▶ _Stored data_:
BEGIN

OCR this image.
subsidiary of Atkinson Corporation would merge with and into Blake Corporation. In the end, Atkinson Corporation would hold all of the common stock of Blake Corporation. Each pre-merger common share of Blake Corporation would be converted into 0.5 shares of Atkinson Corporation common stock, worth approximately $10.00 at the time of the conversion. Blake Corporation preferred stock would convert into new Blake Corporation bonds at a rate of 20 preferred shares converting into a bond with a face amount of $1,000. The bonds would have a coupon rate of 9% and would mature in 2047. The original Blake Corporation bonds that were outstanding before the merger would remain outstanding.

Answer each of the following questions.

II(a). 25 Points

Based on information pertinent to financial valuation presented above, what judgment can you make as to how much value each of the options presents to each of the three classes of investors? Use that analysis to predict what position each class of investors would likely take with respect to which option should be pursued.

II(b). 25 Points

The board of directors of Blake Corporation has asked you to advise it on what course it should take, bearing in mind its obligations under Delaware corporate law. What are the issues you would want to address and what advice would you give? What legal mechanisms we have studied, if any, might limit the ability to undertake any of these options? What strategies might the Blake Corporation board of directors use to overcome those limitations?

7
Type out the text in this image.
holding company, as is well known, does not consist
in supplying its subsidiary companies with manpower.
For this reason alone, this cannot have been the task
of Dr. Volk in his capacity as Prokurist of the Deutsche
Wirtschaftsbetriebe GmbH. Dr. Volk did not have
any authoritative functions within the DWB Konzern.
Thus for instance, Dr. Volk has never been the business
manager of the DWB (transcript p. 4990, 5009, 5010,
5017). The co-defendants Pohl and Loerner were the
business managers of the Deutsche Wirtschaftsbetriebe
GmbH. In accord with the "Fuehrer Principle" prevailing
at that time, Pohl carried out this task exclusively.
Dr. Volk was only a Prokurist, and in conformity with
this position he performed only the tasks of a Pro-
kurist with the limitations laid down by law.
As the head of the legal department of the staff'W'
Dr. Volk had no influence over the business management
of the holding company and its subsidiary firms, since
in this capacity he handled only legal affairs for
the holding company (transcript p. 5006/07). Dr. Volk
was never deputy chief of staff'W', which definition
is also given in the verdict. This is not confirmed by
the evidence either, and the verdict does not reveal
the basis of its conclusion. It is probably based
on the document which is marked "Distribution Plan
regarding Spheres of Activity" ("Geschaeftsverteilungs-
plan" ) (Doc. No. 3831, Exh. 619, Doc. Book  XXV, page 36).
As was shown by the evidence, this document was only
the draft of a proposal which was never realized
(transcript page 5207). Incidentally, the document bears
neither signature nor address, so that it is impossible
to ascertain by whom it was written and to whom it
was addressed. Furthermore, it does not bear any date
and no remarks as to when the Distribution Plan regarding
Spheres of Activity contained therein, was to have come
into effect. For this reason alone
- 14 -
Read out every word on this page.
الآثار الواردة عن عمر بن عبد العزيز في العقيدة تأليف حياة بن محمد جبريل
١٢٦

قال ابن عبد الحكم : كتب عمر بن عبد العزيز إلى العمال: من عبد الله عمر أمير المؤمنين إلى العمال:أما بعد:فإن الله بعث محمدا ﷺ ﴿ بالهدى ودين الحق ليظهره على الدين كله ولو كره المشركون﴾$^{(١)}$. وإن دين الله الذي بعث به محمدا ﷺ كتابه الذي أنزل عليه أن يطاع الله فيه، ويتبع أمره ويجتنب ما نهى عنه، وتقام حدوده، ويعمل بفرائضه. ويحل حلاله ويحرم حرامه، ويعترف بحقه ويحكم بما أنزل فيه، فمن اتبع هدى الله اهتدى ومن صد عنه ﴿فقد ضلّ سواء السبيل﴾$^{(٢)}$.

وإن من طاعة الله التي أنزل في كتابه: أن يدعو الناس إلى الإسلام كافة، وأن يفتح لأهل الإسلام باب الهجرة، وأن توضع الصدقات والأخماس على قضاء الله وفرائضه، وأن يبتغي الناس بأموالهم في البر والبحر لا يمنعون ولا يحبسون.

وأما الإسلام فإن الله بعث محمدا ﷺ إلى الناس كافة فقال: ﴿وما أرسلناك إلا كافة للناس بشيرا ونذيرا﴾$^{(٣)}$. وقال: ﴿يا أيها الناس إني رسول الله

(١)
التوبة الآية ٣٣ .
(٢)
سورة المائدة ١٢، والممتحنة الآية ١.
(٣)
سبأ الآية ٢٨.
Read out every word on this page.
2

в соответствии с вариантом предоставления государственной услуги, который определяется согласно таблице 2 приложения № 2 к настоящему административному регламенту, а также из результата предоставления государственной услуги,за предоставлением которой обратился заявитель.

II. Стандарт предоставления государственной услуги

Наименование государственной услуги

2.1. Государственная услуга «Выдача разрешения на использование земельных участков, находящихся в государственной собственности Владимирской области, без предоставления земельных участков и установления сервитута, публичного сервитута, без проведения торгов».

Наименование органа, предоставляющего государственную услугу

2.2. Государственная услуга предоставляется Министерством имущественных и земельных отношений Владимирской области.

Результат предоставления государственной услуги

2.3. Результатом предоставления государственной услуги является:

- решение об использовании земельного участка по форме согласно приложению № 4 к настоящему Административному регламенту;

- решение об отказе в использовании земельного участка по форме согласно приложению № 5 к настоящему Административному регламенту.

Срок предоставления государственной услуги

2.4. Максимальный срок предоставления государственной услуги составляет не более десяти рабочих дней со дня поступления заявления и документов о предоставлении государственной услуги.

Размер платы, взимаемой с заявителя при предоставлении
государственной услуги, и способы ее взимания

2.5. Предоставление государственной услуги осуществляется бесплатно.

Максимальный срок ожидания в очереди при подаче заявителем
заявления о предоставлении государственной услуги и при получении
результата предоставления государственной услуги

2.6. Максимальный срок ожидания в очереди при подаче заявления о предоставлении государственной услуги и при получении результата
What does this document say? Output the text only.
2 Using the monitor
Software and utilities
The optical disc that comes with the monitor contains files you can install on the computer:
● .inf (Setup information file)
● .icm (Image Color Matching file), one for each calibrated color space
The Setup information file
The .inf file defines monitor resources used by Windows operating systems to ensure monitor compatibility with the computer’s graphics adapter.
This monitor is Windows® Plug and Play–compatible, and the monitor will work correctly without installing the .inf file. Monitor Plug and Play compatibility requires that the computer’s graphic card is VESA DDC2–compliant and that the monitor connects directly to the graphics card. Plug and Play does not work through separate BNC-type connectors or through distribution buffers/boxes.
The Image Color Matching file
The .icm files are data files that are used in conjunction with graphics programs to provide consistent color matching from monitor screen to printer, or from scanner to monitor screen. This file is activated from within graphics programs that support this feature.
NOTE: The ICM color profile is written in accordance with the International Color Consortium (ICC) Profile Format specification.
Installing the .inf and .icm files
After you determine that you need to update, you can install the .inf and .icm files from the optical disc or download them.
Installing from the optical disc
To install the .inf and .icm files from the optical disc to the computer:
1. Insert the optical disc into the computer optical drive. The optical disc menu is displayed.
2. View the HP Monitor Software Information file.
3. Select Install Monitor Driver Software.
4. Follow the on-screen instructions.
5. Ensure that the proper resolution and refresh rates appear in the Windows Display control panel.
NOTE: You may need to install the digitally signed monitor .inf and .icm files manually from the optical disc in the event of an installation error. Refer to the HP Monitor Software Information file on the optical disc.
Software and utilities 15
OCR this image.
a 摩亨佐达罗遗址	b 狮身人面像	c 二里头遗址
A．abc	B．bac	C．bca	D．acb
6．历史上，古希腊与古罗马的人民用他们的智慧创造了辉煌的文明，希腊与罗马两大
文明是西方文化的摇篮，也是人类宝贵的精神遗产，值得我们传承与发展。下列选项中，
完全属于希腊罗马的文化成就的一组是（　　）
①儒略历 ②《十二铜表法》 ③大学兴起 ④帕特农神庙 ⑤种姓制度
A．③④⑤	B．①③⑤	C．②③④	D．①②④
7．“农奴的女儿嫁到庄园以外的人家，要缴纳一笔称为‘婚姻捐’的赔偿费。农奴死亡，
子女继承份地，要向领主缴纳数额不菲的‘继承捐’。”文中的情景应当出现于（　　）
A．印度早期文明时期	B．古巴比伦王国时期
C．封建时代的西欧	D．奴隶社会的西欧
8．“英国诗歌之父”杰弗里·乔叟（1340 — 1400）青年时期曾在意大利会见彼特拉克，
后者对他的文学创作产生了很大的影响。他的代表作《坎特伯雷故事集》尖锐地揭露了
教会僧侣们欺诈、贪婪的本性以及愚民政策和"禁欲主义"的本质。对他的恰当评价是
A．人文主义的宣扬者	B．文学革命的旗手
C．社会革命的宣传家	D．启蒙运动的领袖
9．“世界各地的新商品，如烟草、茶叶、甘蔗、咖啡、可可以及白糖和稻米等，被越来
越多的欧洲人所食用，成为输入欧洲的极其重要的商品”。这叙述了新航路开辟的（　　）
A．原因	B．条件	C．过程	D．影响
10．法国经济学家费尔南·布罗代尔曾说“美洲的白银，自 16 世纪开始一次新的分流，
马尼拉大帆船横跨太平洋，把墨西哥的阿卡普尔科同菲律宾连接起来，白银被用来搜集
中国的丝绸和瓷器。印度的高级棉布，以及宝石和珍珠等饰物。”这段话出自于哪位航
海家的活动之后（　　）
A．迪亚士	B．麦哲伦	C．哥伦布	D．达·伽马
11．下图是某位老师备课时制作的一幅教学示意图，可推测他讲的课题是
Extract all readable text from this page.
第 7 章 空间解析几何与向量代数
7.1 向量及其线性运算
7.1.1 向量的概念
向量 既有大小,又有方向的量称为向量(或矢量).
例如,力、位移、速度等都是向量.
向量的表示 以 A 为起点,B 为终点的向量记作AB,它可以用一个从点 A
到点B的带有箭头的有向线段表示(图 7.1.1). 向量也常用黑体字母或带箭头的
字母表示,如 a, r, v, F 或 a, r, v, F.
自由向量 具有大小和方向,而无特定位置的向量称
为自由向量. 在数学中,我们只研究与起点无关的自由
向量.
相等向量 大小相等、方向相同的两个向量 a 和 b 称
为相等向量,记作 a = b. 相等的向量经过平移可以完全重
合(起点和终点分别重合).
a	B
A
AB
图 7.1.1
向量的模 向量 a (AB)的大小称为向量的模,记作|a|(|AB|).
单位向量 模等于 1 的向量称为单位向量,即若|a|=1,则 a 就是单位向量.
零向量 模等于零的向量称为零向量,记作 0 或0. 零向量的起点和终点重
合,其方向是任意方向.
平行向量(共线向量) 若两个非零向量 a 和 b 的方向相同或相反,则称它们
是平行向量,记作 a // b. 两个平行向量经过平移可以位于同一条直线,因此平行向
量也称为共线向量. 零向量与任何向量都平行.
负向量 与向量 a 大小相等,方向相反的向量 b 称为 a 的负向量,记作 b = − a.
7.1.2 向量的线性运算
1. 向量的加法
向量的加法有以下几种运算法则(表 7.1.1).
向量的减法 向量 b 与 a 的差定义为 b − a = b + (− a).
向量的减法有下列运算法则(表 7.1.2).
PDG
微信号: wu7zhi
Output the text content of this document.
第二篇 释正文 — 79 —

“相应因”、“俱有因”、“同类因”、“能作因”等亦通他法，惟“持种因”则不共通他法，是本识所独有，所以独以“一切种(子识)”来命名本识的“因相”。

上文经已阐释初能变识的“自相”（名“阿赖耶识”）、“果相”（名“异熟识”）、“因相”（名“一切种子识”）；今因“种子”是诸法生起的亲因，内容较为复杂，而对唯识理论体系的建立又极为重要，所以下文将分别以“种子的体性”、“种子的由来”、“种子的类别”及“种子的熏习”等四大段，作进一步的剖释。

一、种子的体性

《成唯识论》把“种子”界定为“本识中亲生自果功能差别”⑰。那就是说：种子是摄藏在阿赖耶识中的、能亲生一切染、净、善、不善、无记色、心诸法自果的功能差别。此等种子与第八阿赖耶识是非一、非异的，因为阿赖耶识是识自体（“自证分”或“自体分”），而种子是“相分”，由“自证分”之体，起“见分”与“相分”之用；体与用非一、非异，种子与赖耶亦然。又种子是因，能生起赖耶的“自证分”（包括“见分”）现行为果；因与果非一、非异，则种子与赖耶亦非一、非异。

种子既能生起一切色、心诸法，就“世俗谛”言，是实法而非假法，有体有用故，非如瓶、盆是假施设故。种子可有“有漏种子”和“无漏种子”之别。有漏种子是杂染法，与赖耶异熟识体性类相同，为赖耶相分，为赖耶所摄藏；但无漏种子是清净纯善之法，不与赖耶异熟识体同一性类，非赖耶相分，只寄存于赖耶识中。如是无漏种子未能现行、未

END

▶ _TASK BRIEF_: Give the number of lines in the data that contain "Volk", with no other words.

▶ _RESPONSE TO THE TASK_: 6